## START
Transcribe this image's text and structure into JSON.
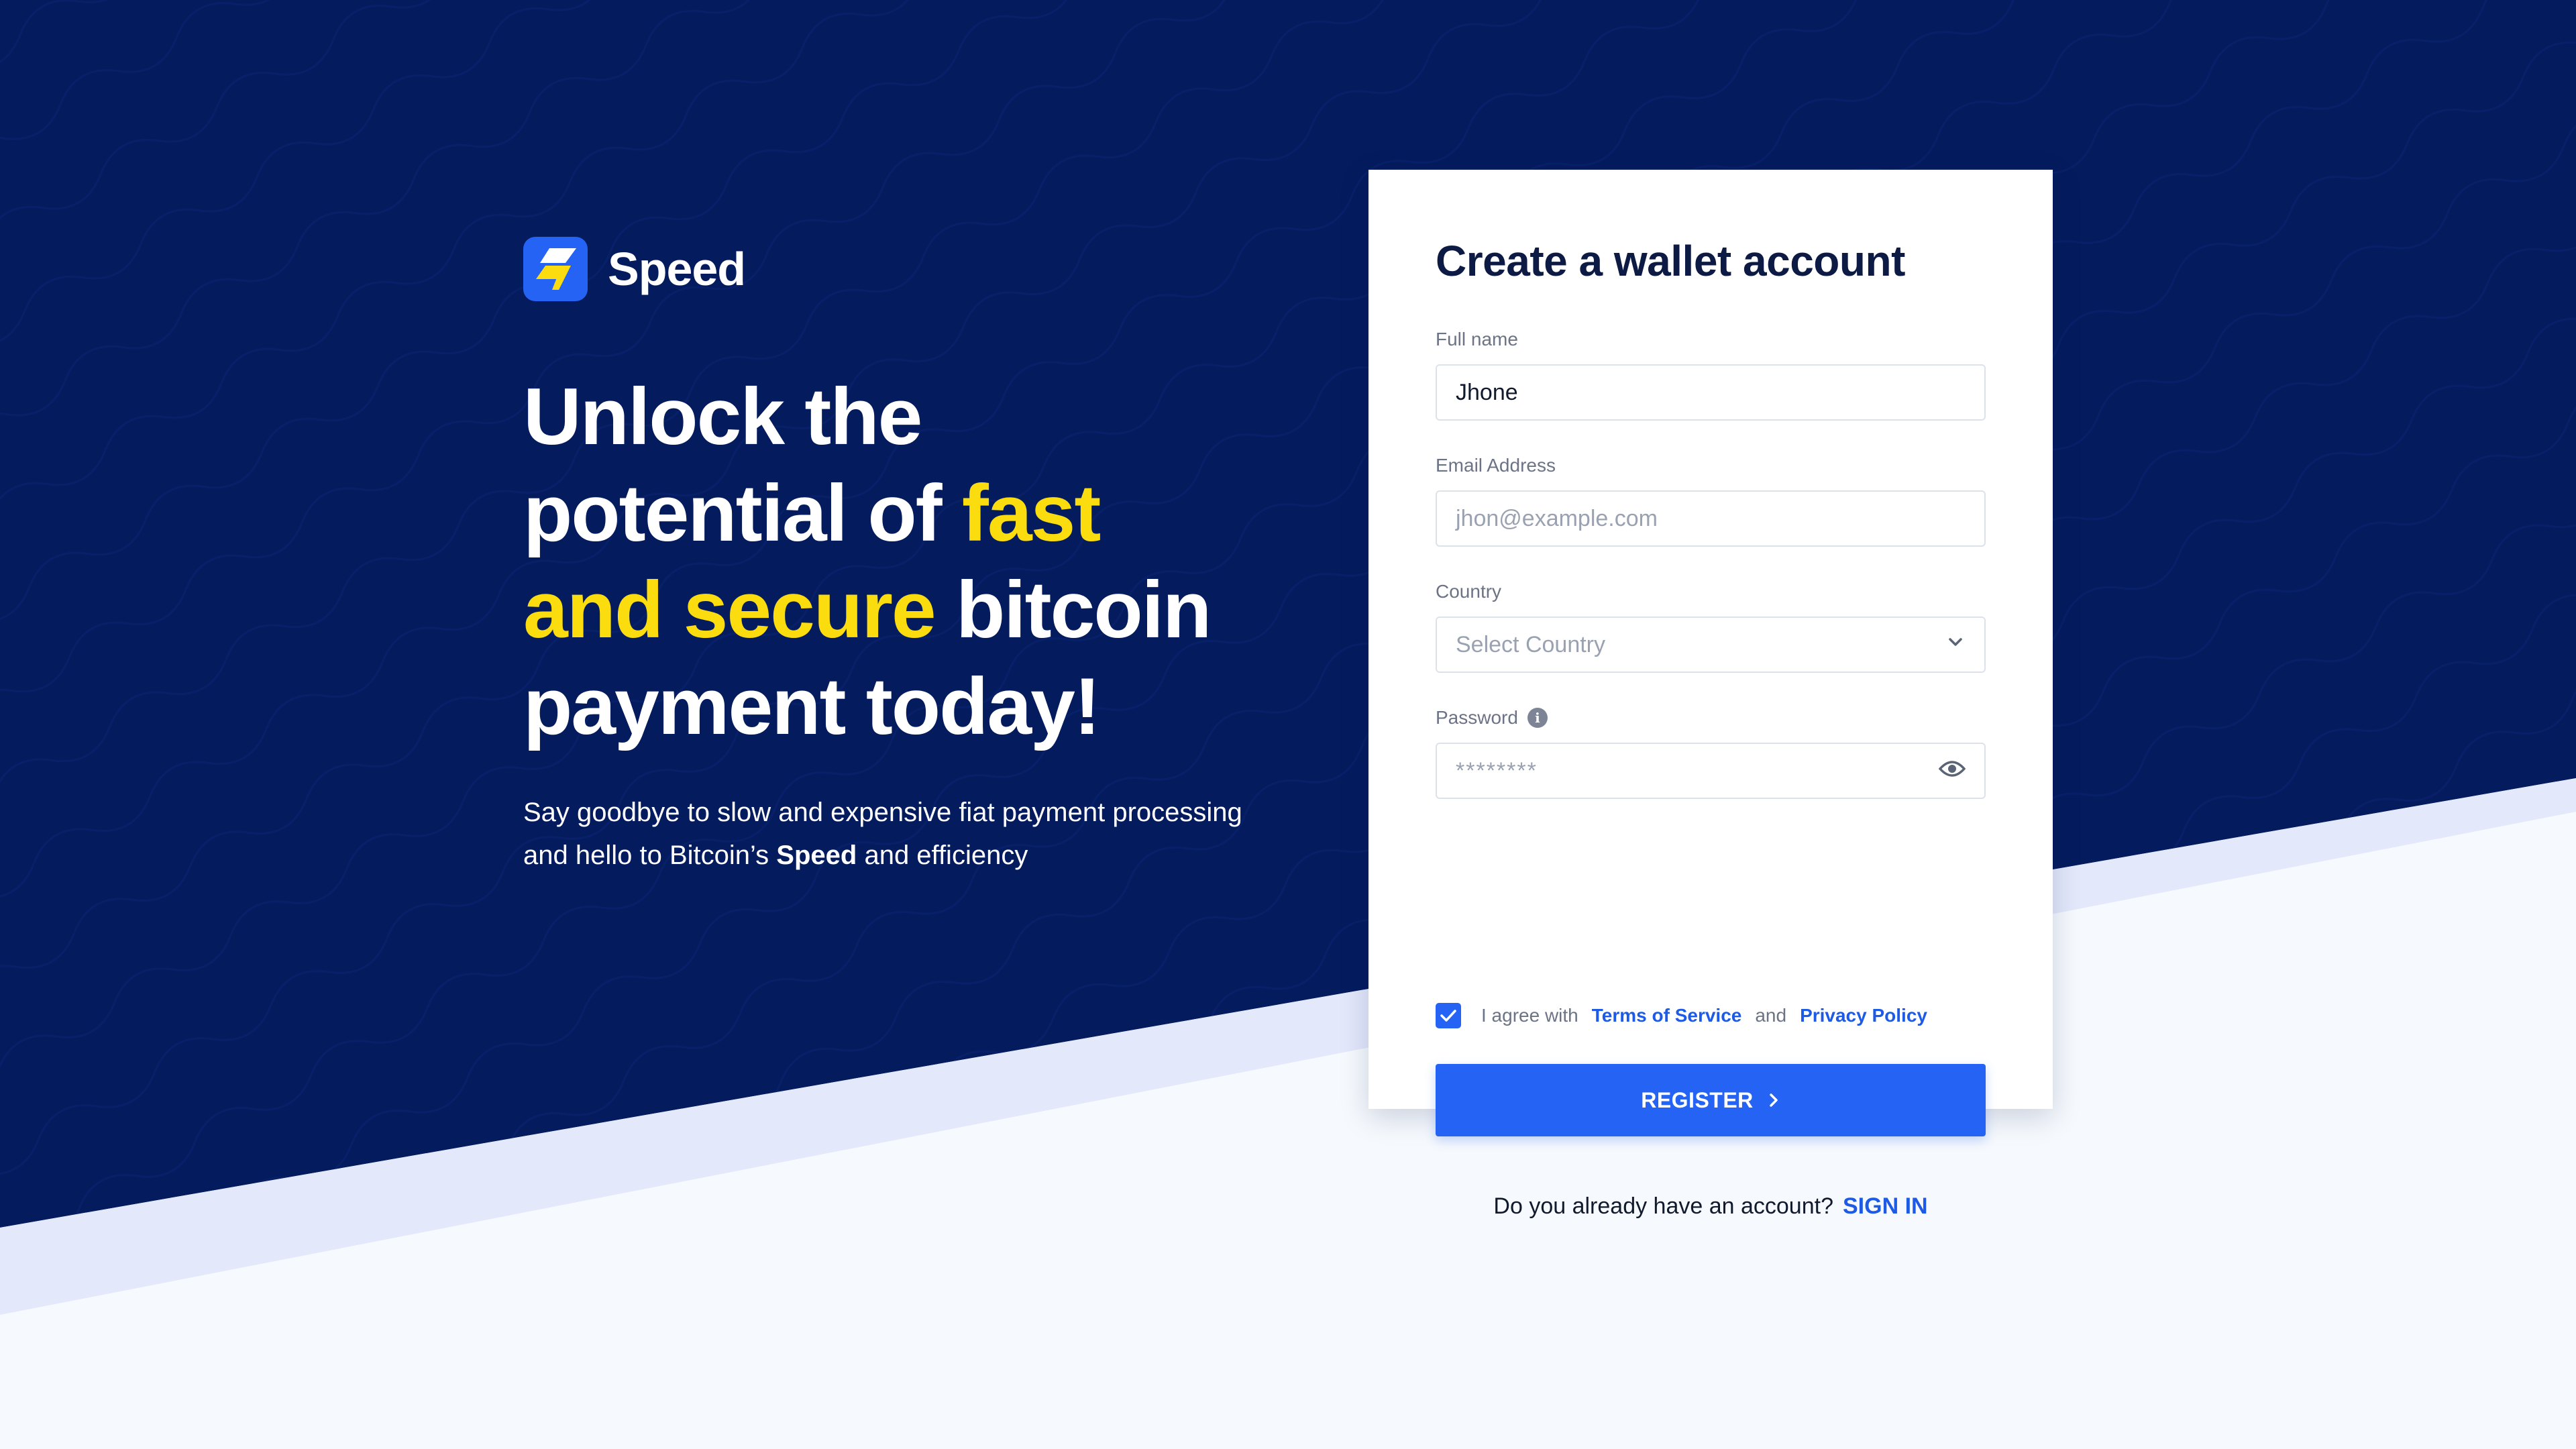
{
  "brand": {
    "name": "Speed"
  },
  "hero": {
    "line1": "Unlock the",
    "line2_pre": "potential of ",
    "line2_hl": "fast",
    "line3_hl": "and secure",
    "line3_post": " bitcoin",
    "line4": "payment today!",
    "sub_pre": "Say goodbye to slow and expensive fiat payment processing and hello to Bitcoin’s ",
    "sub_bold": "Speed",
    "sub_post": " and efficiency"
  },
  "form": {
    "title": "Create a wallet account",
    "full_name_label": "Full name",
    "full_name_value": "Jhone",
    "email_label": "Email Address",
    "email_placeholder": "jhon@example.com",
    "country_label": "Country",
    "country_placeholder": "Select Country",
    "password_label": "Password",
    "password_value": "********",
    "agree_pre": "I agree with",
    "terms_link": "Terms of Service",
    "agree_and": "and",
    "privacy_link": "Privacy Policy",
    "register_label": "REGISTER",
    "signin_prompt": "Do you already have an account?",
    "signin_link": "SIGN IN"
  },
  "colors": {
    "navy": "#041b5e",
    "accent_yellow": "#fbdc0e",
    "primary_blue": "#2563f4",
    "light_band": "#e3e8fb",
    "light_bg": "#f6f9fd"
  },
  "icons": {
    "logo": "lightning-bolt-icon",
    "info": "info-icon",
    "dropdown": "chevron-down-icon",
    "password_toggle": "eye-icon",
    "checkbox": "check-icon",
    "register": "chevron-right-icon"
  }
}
## END
## START
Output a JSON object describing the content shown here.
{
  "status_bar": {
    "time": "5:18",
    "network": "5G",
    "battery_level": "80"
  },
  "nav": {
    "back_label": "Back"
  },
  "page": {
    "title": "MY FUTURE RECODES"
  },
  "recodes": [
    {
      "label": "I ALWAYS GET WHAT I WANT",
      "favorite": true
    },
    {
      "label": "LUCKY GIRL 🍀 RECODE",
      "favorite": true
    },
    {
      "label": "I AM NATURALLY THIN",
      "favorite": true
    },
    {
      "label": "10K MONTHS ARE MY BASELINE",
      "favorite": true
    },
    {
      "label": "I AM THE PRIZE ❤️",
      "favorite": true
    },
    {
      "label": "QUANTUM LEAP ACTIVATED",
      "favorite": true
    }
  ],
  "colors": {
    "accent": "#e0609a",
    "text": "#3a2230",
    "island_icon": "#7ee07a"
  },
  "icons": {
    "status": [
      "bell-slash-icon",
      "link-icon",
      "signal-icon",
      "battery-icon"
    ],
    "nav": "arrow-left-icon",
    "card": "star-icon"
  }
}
## END
## START
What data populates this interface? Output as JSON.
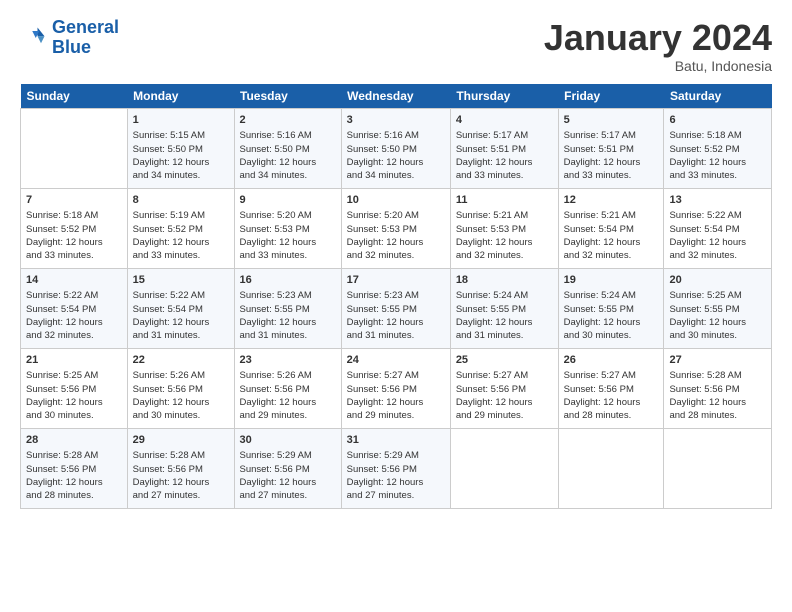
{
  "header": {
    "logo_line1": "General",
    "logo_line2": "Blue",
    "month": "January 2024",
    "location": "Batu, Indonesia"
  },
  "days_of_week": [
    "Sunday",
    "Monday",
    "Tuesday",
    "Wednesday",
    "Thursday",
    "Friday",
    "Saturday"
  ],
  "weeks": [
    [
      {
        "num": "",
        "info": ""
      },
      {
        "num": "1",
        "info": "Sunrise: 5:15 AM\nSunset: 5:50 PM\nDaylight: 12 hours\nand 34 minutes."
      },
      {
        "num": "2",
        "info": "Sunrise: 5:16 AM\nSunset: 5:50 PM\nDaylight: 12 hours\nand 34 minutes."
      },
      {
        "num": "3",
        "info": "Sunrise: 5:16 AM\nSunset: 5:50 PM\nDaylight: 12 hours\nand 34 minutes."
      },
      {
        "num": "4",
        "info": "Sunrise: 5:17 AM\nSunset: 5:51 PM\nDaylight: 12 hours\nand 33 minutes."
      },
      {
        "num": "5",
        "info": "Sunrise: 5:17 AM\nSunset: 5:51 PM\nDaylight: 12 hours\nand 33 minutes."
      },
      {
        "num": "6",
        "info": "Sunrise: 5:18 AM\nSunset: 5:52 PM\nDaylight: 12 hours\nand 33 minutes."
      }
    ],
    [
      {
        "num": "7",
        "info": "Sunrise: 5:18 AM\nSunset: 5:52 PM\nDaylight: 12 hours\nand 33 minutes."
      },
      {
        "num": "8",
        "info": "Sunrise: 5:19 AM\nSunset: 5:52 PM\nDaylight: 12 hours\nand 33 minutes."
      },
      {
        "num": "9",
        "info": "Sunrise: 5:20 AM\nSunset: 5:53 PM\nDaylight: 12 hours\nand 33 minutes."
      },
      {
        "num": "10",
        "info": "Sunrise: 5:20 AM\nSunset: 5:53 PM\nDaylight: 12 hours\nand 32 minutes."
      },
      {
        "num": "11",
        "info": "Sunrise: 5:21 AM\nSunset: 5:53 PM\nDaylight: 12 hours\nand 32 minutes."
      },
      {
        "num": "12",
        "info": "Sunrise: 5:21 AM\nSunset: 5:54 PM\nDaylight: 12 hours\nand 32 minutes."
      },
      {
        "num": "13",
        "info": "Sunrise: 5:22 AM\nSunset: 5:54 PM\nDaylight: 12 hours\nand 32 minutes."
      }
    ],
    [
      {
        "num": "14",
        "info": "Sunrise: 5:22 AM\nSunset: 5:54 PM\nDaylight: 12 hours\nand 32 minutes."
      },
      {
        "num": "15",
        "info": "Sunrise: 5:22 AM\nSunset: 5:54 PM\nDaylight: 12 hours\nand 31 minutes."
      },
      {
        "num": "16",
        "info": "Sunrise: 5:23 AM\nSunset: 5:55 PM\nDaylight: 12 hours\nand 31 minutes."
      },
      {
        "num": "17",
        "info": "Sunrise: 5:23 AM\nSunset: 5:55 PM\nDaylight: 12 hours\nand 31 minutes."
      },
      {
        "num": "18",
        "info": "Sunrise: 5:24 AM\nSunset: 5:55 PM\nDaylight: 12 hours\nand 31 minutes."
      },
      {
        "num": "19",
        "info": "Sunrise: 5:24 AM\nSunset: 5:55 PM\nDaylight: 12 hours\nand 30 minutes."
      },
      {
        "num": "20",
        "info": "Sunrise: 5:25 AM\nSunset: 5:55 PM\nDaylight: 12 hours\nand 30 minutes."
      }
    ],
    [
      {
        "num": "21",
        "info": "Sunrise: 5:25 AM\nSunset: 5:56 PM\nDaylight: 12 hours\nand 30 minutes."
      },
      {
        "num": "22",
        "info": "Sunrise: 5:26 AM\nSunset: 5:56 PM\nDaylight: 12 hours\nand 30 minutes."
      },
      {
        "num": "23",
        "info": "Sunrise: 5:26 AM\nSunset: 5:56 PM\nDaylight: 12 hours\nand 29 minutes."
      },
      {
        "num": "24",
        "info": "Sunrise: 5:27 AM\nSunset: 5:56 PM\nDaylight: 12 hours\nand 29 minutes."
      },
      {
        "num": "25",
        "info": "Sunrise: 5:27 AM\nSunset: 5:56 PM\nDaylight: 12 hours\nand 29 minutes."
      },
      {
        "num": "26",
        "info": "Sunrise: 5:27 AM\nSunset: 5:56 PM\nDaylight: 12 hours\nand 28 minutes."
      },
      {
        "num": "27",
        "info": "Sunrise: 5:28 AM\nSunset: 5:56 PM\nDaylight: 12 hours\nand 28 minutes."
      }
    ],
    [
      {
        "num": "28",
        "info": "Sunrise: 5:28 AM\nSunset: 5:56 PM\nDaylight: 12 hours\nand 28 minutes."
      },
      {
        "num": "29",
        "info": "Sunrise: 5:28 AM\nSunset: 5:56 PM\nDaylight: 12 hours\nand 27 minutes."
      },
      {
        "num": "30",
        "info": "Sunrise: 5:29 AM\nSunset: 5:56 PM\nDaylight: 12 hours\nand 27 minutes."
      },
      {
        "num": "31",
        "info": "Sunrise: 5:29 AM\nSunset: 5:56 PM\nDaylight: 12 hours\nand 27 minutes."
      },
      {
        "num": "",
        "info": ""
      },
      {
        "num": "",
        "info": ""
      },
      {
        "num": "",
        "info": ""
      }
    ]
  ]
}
## END
[TASK INSTRUCTIONS]: In the material above, find the lines that contain "chevron" and show them.

[EXPECTED ANSWER]:
    "dropdown": "chevron-down-icon",
    "register": "chevron-right-icon"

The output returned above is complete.